Records for this exercise.
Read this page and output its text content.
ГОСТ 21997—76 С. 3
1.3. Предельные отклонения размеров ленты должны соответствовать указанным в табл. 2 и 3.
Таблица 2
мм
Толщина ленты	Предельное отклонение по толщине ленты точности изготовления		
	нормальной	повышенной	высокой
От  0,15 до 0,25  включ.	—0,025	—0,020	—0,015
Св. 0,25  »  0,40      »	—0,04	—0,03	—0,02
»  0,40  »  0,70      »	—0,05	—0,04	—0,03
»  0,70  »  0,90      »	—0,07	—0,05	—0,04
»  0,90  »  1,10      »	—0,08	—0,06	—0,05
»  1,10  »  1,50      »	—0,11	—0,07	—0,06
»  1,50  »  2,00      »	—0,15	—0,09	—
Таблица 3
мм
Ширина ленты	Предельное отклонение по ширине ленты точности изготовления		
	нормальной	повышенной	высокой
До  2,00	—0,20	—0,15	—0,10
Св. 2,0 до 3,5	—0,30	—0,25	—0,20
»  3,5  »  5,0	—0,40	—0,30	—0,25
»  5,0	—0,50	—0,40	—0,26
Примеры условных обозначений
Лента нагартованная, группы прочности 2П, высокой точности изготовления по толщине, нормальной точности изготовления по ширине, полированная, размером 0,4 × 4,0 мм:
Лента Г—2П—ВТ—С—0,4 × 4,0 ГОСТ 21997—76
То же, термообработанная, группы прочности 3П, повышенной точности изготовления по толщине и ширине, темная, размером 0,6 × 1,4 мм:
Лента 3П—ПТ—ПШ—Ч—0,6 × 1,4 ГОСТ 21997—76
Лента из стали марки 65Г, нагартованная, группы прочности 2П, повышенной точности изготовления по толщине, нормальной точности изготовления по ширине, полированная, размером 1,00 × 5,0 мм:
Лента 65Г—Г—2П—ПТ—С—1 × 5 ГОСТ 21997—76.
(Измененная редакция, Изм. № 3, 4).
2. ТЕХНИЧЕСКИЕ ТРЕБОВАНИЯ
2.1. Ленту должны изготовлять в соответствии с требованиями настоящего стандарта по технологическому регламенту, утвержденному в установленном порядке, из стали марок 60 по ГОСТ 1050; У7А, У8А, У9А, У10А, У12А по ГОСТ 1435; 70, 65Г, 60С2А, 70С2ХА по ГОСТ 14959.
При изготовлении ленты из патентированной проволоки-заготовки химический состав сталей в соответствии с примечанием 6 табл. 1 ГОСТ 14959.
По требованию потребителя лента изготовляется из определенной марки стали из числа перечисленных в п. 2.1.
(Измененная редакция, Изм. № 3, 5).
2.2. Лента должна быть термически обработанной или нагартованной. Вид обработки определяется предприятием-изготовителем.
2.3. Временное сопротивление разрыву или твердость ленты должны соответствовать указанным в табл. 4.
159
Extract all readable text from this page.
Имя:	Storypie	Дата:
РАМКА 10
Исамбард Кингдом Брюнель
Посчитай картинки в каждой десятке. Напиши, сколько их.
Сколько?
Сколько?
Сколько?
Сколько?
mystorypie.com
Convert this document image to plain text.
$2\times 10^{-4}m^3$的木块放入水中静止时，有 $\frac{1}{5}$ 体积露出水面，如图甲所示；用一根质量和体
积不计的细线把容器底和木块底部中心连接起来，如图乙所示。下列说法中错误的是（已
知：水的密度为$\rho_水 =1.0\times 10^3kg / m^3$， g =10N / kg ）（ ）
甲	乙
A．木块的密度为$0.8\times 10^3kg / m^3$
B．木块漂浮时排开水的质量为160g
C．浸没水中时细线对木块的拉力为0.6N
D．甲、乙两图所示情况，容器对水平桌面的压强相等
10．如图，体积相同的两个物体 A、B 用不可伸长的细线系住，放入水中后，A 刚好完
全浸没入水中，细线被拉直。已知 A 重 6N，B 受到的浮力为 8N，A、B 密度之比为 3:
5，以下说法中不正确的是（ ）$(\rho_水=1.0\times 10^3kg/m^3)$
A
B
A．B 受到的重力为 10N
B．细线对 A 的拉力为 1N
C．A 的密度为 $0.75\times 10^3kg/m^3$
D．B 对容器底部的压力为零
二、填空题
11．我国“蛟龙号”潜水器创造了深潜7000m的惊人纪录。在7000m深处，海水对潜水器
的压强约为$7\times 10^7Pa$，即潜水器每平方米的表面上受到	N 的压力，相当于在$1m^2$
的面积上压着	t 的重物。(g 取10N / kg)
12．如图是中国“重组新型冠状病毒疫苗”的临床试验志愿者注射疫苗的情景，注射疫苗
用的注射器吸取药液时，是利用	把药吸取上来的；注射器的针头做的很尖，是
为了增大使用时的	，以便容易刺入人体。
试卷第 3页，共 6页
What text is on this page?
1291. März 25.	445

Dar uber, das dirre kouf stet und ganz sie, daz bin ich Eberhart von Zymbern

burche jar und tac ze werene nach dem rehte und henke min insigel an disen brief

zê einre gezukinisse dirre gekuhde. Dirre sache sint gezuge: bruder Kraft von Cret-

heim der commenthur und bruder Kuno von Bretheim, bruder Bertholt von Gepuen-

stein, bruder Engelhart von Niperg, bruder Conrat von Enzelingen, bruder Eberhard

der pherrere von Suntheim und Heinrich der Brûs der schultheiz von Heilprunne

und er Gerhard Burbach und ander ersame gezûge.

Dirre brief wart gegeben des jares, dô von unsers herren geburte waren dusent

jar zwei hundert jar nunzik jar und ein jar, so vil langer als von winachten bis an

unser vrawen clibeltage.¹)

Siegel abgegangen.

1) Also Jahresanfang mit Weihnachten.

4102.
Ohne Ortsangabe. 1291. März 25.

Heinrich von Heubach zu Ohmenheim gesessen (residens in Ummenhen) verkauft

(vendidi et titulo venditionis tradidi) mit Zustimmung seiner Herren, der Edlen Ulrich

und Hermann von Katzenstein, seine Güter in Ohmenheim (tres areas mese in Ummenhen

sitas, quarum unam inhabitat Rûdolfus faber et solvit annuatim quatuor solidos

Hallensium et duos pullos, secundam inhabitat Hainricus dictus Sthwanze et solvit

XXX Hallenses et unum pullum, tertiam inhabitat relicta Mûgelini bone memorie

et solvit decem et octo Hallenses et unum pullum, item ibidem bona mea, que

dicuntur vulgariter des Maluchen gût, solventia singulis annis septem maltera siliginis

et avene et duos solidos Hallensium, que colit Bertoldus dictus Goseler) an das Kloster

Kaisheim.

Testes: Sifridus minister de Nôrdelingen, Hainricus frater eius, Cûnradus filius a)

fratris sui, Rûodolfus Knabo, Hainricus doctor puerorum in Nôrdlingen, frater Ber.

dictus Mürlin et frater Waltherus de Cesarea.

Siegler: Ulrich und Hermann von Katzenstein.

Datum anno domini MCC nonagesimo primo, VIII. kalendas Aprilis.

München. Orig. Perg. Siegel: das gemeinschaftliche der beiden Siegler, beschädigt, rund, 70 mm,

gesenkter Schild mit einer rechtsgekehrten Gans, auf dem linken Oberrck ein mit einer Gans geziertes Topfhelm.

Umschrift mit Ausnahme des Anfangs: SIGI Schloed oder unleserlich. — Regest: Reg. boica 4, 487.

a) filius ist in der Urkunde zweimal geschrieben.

Task prompt. Extract every line above that contains the word "text".

Result of the task.
Read this page and output its text content.
Extract all readable text from this page.
Convert this document image to plain text.
What text is on this page?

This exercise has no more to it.